- _Short problem_
Copy out all lines that carry the word "subtitle".

- _Data to process_

═══

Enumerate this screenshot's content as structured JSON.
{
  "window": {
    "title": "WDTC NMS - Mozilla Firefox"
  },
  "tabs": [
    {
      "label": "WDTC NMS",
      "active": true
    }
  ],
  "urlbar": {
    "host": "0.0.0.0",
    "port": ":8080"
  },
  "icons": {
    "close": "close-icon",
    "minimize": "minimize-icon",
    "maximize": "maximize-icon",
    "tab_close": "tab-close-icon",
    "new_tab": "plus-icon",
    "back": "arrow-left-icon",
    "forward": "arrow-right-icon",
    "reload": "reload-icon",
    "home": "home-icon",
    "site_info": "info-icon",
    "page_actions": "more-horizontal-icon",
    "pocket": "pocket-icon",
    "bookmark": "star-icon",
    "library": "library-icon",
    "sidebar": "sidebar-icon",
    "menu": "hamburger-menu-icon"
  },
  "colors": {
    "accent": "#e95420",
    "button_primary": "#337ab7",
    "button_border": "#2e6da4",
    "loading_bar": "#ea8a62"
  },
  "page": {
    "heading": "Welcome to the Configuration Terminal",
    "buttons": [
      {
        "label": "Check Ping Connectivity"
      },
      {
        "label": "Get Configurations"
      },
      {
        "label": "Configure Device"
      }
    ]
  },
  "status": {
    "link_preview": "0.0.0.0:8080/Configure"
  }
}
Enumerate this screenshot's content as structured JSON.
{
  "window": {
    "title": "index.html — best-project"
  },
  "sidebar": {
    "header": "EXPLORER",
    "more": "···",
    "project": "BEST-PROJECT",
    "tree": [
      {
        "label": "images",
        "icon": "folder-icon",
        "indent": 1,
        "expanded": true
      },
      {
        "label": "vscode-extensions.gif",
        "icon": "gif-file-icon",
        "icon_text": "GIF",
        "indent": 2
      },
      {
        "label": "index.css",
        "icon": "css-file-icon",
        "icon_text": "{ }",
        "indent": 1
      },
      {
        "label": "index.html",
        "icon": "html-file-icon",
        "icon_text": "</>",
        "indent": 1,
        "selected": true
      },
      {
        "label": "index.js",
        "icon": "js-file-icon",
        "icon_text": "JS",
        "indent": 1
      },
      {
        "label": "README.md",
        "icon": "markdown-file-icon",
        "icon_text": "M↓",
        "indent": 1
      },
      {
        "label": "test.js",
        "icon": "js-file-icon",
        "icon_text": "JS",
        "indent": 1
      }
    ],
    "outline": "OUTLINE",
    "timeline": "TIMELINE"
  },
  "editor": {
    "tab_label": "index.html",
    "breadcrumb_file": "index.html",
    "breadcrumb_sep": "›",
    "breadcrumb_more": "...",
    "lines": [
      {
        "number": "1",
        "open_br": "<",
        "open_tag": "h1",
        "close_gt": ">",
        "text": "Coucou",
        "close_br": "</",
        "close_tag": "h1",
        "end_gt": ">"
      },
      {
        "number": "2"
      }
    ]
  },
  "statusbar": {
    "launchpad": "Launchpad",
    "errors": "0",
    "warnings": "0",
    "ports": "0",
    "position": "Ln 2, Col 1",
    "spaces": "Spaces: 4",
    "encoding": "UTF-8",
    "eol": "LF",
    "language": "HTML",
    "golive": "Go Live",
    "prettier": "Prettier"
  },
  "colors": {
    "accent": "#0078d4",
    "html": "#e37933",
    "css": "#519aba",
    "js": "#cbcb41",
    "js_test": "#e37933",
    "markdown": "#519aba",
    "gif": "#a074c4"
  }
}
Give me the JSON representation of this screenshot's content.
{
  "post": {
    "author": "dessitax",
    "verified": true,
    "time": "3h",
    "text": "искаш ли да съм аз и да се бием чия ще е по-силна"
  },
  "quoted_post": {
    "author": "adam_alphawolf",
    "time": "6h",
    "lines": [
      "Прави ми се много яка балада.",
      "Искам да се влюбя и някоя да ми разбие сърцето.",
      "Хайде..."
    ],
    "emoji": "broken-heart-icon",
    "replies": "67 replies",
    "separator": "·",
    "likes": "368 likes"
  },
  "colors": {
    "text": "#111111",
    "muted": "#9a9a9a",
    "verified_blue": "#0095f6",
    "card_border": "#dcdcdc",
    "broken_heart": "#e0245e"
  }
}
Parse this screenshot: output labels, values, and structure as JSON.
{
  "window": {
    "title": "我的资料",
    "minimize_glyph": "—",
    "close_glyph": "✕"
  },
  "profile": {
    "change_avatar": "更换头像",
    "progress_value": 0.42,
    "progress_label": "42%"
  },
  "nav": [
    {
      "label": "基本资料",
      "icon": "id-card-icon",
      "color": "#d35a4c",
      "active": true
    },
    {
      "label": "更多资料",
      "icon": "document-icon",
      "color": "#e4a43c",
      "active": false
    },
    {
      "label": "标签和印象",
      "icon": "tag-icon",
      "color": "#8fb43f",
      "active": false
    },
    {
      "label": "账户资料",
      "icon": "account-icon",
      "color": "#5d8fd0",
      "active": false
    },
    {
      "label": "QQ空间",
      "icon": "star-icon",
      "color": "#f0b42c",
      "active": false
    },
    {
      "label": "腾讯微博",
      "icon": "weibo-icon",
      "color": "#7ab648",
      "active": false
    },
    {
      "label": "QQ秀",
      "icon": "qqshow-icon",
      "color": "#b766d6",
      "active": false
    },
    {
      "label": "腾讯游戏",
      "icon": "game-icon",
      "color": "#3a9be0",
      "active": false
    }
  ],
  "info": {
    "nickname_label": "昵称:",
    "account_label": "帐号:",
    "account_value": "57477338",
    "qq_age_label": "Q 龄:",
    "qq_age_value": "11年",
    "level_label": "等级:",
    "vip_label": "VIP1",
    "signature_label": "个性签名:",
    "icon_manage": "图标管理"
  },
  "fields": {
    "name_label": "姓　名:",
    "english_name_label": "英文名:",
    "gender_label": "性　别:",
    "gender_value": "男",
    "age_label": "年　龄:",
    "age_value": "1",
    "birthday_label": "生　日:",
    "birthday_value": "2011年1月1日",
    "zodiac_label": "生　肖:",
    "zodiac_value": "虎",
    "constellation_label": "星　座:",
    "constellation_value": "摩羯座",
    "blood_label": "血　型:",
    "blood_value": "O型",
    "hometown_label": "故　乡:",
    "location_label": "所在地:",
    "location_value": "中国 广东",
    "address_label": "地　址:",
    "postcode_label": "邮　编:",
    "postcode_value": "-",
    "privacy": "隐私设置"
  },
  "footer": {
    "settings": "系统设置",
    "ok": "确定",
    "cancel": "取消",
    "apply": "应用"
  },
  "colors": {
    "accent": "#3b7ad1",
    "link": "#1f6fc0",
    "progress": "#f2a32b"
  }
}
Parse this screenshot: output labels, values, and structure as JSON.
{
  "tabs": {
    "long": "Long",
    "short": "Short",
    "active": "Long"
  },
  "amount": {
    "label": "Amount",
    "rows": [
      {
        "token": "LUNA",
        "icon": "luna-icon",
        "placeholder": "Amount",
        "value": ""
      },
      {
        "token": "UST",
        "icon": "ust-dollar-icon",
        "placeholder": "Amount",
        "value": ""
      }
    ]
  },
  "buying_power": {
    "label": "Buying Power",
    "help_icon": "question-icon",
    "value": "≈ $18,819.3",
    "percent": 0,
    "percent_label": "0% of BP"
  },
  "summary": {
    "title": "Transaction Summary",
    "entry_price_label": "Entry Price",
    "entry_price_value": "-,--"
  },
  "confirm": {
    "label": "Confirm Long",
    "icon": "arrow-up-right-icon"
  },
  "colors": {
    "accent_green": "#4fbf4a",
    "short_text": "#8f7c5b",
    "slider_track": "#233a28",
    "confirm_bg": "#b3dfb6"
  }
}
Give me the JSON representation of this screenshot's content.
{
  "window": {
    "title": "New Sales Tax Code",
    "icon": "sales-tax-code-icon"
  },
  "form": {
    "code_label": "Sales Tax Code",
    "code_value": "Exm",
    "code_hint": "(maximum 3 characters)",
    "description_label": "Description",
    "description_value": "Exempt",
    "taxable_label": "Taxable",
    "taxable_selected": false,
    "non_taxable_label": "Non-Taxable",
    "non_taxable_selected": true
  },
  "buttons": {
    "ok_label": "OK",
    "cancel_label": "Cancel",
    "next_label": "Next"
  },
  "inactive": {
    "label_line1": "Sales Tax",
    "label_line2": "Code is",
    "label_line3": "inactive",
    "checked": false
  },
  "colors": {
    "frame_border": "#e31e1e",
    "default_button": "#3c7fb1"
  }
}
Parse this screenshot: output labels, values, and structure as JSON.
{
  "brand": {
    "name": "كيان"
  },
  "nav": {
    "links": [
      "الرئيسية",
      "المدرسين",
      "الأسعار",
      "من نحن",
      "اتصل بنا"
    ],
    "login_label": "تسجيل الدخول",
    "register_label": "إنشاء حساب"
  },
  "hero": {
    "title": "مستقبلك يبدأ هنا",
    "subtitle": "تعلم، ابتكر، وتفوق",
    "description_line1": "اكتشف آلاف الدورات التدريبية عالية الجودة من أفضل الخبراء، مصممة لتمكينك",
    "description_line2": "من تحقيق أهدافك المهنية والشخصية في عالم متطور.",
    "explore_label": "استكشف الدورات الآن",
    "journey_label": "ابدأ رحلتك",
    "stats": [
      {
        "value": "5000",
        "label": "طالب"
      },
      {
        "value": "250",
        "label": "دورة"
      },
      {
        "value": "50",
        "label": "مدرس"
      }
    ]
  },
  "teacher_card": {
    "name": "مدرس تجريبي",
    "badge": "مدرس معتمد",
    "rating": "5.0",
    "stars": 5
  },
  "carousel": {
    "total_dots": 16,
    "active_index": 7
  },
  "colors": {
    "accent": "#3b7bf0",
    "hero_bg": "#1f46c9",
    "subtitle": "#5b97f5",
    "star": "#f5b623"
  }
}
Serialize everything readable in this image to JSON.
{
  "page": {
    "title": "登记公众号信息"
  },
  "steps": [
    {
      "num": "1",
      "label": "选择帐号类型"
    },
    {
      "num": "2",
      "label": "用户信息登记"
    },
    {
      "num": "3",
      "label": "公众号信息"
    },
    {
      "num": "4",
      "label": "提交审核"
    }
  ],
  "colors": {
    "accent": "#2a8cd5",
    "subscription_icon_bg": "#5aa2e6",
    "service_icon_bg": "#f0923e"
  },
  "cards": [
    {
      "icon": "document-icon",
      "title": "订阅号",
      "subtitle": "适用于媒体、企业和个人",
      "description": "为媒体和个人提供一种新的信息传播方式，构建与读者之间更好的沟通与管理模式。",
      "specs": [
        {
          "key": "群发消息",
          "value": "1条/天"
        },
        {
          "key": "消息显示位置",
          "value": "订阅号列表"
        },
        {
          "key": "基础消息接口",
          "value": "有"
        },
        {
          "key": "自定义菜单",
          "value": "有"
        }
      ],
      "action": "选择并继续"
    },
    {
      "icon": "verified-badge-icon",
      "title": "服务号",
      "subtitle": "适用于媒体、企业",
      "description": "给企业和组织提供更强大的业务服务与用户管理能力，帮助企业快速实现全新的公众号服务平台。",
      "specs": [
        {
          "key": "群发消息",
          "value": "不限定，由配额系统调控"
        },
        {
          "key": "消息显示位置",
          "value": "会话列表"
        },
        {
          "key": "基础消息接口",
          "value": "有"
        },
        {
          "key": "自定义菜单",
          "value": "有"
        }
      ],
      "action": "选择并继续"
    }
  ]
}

═══

- _Answer to this exercise_
    "subtitle": "تعلم، ابتكر، وتفوق",
    "subtitle": "#5b97f5",
      "subtitle": "适用于媒体、企业和个人",
      "subtitle": "适用于媒体、企业",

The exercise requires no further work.